→ **Petunjuk Latihan**: Tentukan setiap baris dalam daftar di bawah yang memuat kata "section", lalu salin baris-baris tersebut.
::: Bahan yang Disediakan
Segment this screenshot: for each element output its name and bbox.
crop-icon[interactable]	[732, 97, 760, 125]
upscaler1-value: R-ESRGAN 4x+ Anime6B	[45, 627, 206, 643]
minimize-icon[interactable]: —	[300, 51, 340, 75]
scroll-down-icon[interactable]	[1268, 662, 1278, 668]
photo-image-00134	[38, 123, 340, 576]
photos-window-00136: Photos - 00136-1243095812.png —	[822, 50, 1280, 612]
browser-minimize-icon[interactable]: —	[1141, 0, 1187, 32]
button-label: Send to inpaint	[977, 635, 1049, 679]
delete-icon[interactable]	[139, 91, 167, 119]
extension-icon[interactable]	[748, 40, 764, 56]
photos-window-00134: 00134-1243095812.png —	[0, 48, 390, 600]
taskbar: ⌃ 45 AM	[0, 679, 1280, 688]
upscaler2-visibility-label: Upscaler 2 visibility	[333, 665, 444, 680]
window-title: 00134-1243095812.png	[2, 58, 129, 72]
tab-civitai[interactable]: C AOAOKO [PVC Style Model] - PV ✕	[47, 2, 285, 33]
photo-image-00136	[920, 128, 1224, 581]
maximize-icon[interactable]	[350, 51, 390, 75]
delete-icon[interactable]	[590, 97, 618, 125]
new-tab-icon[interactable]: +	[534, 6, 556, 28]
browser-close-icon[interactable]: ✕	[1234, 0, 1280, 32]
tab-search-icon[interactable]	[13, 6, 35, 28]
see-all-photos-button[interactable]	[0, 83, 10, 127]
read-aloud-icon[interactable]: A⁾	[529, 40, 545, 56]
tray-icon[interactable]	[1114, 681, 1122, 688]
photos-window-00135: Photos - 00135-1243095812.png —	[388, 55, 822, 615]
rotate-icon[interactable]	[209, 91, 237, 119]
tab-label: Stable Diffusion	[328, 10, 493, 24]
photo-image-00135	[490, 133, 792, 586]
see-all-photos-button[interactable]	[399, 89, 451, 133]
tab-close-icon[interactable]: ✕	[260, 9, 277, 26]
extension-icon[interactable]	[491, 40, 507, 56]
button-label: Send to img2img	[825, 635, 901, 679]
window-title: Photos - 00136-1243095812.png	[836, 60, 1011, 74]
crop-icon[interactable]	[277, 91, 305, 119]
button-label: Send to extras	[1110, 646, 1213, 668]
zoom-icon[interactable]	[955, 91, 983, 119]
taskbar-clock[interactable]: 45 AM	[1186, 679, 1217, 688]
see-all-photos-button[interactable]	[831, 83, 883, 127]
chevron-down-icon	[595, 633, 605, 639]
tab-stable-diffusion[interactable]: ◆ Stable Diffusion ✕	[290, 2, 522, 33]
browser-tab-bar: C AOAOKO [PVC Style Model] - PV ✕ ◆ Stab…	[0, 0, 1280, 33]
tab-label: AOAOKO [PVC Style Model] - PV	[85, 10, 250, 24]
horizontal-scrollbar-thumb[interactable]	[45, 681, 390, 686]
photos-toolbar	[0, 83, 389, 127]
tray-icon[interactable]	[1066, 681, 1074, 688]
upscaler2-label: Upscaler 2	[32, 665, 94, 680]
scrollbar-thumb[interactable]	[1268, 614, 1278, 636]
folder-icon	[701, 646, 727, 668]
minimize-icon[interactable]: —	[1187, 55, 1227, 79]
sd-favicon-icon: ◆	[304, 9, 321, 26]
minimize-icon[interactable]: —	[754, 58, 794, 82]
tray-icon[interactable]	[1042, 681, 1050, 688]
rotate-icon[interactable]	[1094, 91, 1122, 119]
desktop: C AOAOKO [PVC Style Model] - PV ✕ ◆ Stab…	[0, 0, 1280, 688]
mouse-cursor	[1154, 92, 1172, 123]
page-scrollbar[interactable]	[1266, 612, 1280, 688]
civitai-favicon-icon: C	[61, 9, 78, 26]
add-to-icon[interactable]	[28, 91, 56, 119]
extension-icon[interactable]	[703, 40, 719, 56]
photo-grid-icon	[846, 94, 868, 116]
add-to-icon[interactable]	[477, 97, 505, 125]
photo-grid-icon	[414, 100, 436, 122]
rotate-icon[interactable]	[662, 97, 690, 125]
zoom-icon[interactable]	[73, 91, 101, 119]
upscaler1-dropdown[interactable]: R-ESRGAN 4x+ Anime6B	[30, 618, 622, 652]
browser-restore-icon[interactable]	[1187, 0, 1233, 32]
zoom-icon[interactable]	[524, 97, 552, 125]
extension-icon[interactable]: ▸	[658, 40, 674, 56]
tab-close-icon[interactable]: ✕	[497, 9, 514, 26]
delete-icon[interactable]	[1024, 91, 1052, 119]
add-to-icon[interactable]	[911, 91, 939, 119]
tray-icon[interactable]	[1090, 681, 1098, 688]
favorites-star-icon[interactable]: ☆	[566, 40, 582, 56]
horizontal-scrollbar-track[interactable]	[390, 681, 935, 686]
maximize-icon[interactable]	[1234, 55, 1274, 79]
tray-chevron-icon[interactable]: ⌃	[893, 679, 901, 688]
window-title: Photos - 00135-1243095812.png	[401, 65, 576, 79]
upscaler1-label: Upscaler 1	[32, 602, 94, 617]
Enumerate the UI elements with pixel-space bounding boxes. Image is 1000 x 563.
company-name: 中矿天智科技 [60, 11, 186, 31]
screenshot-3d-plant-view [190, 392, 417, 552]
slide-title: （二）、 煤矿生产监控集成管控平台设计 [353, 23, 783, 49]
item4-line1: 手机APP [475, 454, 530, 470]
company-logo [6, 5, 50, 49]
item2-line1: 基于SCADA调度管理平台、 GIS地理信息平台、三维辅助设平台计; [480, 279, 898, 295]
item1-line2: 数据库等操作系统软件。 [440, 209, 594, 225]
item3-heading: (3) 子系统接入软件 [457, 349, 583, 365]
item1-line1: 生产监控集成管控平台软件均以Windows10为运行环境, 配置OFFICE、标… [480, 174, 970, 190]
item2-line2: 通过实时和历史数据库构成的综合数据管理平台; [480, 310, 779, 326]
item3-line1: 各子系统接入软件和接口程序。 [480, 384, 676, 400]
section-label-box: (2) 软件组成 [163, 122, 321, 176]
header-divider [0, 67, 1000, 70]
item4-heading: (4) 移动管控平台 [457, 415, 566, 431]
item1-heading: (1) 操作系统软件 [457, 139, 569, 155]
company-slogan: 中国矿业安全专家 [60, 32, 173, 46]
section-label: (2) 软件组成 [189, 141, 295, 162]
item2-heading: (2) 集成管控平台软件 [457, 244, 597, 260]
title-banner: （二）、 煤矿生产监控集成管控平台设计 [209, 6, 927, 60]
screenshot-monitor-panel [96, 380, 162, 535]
::::::
→ **Jawaban Tertulis**:
section-label-box: (2) 软件组成 [163, 122, 321, 176]
section-label: (2) 软件组成 [189, 141, 295, 162]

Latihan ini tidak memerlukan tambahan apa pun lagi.